RECORDED DATA →
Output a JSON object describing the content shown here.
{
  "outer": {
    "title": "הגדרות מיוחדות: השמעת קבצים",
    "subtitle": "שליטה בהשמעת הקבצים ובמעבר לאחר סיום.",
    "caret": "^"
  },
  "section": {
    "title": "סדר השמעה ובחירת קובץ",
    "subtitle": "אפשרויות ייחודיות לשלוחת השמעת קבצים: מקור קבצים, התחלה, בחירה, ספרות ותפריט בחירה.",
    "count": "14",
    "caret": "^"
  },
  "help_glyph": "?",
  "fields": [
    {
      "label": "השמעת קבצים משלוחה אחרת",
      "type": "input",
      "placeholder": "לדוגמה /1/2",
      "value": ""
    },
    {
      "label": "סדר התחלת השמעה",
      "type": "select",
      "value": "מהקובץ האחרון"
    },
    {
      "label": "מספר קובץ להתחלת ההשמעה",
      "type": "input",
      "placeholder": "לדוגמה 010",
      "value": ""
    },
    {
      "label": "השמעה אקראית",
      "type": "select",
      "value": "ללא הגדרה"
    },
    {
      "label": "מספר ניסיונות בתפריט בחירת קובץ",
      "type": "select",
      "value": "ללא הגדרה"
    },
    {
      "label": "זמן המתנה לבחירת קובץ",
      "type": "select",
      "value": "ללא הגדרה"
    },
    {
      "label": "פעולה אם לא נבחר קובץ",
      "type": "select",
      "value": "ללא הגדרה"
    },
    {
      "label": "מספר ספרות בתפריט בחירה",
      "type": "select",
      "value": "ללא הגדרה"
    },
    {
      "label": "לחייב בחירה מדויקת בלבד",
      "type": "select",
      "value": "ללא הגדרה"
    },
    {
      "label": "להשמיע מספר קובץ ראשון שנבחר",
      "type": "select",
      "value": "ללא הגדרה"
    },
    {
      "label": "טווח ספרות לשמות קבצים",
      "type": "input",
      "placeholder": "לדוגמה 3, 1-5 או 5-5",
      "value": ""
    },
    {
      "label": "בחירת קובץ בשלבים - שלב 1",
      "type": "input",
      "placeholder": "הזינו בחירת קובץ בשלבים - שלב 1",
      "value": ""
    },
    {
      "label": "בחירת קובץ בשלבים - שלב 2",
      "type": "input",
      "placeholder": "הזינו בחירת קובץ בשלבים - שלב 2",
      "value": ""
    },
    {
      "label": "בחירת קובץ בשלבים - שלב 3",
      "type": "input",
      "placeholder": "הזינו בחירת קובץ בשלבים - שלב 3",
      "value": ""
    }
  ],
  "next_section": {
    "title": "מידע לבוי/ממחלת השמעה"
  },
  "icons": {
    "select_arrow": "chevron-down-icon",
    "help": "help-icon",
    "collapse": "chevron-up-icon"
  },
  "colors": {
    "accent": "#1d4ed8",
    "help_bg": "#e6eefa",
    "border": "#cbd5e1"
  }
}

WRITTEN REQUEST → Write out every line of the listing that holds the word "ספרות".

TASK RESPONSE →
    "subtitle": "אפשרויות ייחודיות לשלוחת השמעת קבצים: מקור קבצים, התחלה, בחירה, ספרות ותפריט בחירה.",
      "label": "מספר ספרות בתפריט בחירה",
      "label": "טווח ספרות לשמות קבצים",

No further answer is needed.